Information supplied –
··········

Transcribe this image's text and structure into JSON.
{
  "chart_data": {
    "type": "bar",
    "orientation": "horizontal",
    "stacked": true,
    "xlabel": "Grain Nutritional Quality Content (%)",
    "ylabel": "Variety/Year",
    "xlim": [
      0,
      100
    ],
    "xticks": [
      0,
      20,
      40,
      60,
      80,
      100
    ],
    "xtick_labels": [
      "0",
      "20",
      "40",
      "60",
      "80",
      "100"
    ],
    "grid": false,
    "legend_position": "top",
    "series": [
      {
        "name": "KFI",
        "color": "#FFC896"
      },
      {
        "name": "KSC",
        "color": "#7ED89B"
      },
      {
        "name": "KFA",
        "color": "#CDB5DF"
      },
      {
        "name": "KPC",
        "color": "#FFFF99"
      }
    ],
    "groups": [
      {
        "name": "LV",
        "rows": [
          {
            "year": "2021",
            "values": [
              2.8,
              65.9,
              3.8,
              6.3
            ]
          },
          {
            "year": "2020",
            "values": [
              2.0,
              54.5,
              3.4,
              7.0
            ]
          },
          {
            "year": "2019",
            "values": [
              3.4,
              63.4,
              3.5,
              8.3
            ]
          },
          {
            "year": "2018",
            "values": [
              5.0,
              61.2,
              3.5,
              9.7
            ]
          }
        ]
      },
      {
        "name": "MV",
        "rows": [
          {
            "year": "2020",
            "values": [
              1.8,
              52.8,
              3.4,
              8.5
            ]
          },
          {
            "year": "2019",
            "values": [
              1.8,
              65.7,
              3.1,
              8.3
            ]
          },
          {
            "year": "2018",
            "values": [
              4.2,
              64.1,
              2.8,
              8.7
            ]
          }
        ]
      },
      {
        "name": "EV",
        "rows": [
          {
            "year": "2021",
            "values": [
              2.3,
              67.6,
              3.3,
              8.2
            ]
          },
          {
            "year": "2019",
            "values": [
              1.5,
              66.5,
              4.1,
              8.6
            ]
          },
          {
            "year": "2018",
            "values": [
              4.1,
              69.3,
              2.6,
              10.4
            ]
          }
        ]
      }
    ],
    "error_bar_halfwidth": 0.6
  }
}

··········

Task – Restate the listing above word for word.

Answer to the task –
Transcribe this image's text and structure into JSON.
{
  "chart_data": {
    "type": "bar",
    "orientation": "horizontal",
    "stacked": true,
    "xlabel": "Grain Nutritional Quality Content (%)",
    "ylabel": "Variety/Year",
    "xlim": [
      0,
      100
    ],
    "xticks": [
      0,
      20,
      40,
      60,
      80,
      100
    ],
    "xtick_labels": [
      "0",
      "20",
      "40",
      "60",
      "80",
      "100"
    ],
    "grid": false,
    "legend_position": "top",
    "series": [
      {
        "name": "KFI",
        "color": "#FFC896"
      },
      {
        "name": "KSC",
        "color": "#7ED89B"
      },
      {
        "name": "KFA",
        "color": "#CDB5DF"
      },
      {
        "name": "KPC",
        "color": "#FFFF99"
      }
    ],
    "groups": [
      {
        "name": "LV",
        "rows": [
          {
            "year": "2021",
            "values": [
              2.8,
              65.9,
              3.8,
              6.3
            ]
          },
          {
            "year": "2020",
            "values": [
              2.0,
              54.5,
              3.4,
              7.0
            ]
          },
          {
            "year": "2019",
            "values": [
              3.4,
              63.4,
              3.5,
              8.3
            ]
          },
          {
            "year": "2018",
            "values": [
              5.0,
              61.2,
              3.5,
              9.7
            ]
          }
        ]
      },
      {
        "name": "MV",
        "rows": [
          {
            "year": "2020",
            "values": [
              1.8,
              52.8,
              3.4,
              8.5
            ]
          },
          {
            "year": "2019",
            "values": [
              1.8,
              65.7,
              3.1,
              8.3
            ]
          },
          {
            "year": "2018",
            "values": [
              4.2,
              64.1,
              2.8,
              8.7
            ]
          }
        ]
      },
      {
        "name": "EV",
        "rows": [
          {
            "year": "2021",
            "values": [
              2.3,
              67.6,
              3.3,
              8.2
            ]
          },
          {
            "year": "2019",
            "values": [
              1.5,
              66.5,
              4.1,
              8.6
            ]
          },
          {
            "year": "2018",
            "values": [
              4.1,
              69.3,
              2.6,
              10.4
            ]
          }
        ]
      }
    ],
    "error_bar_halfwidth": 0.6
  }
}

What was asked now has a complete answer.